滑らかな指令の軌跡をロボットや機械に与えることで、ロボットや機械を滑らかに制御することが出来ます。
しかし、通常ロボットに与えられる指令は離散的な点で与えられることが多いです。
よって、この離散的な点を連続的で滑らかな曲線で補間することが必要になります。
今回からの記事では、5次スプライン曲線を用いて離散的な点を補間する方法を紹介します。
5次スプライン曲線補間とは
5次スプライン曲線補間とは、その名の通り5次のスプラインによる曲線を用いて離散点を補間する方法のことです。
5次のスプライン曲線を用いることで、各指令点での位置だけでなく速度と加速度を連続的に補間することが可能になります。
そのため、ロボットや機械を高速で正確に制御することが出来ます。

#### 資料一覧
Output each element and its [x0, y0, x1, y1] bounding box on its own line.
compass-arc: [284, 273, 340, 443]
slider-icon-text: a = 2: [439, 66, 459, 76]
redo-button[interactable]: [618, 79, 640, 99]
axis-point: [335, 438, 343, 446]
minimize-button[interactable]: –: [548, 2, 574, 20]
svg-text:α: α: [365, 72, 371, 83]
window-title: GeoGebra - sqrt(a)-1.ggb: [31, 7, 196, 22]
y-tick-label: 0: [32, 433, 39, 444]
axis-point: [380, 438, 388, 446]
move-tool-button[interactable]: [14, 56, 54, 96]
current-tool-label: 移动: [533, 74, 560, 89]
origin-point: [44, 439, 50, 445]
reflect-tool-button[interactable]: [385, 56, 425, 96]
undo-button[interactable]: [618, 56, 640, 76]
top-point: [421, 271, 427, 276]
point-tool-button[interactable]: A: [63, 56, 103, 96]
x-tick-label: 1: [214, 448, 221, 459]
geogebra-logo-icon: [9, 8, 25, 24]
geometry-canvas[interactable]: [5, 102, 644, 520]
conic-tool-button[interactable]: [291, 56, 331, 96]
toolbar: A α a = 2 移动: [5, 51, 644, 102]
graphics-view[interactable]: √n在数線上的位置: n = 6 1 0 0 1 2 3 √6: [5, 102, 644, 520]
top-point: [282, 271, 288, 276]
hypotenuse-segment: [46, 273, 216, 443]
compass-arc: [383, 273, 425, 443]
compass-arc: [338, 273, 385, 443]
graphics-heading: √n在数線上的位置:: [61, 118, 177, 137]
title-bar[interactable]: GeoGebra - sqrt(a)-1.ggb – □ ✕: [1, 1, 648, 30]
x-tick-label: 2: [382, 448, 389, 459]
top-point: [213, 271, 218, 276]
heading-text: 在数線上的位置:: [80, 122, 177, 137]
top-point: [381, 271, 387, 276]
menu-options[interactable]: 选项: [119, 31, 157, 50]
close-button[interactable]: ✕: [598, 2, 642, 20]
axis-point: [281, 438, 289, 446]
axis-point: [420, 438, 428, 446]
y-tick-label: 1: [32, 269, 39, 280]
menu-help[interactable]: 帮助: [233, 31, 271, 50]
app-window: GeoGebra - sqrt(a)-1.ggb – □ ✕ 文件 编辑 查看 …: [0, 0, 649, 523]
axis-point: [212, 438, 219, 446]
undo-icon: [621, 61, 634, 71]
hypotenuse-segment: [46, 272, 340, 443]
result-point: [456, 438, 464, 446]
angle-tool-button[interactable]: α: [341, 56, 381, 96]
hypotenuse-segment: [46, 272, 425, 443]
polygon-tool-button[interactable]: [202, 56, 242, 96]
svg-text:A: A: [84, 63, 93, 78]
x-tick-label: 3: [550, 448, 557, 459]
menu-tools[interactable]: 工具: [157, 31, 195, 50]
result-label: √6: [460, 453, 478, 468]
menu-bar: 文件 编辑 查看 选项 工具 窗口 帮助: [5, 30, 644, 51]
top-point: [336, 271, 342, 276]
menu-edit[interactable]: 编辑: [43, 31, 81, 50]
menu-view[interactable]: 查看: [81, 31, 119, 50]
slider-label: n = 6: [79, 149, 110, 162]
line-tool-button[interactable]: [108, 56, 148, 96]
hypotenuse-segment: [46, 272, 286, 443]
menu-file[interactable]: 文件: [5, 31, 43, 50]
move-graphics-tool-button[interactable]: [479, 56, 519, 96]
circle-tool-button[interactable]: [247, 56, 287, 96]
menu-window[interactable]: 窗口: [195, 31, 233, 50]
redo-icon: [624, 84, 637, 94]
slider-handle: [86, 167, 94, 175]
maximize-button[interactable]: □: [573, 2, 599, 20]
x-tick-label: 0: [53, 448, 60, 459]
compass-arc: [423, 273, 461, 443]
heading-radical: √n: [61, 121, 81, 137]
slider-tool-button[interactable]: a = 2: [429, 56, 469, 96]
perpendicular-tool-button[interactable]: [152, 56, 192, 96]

#### 問題 1
5次スプライン曲線補間についての文章で、「5次スプライン曲線補間とは、その名の通り」で始まる段落を、主な内容を残したまま短い箇条書きにまとめてください。
#### 問題 2
5次スプライン曲線補間についての文章を、最後の文のあとから書き継いでください。

#### 解答例 1
・5次スプライン曲線補間は、5次のスプライン曲線で離散点を補間する方法
・各指令点の位置に加えて、速度と加速度も連続的に補間できる
・これにより、ロボットや機械を高速で正確に制御できる

#### 解答例 2
5次スプライン曲線の基本式
離散的な指令点を滑らかに補間するために用いる5次スプライン曲線の基本式は
$$ \boldsymbol{S}_i (u) = \boldsymbol{A}_i u^5 + \boldsymbol{B}_i u^4 + \boldsymbol{C}_i u^3 + \boldsymbol{D}_i u^2 + \boldsymbol{E}_i u + \boldsymbol{F}_i $$
で表されます。
この基本式について、変数uは
$$ u \in [ 0 , l_i ] $$
のように、補間したい離散点間の距離liで定義される範囲で表される変数です。
左辺のSiは、変数uが距離0から距離liまで変化させた時の各軸の位置を表しており、3次元空間(x軸、y軸、z軸)の場合は
$$ \boldsymbol{S}_i (u) = \begin{bmatrix} S_{x,i}(u) \\ S_{y,i}(u) \\ S_{z,i}(u) \end{bmatrix} $$
のように、3次元のベクトルで定義されます。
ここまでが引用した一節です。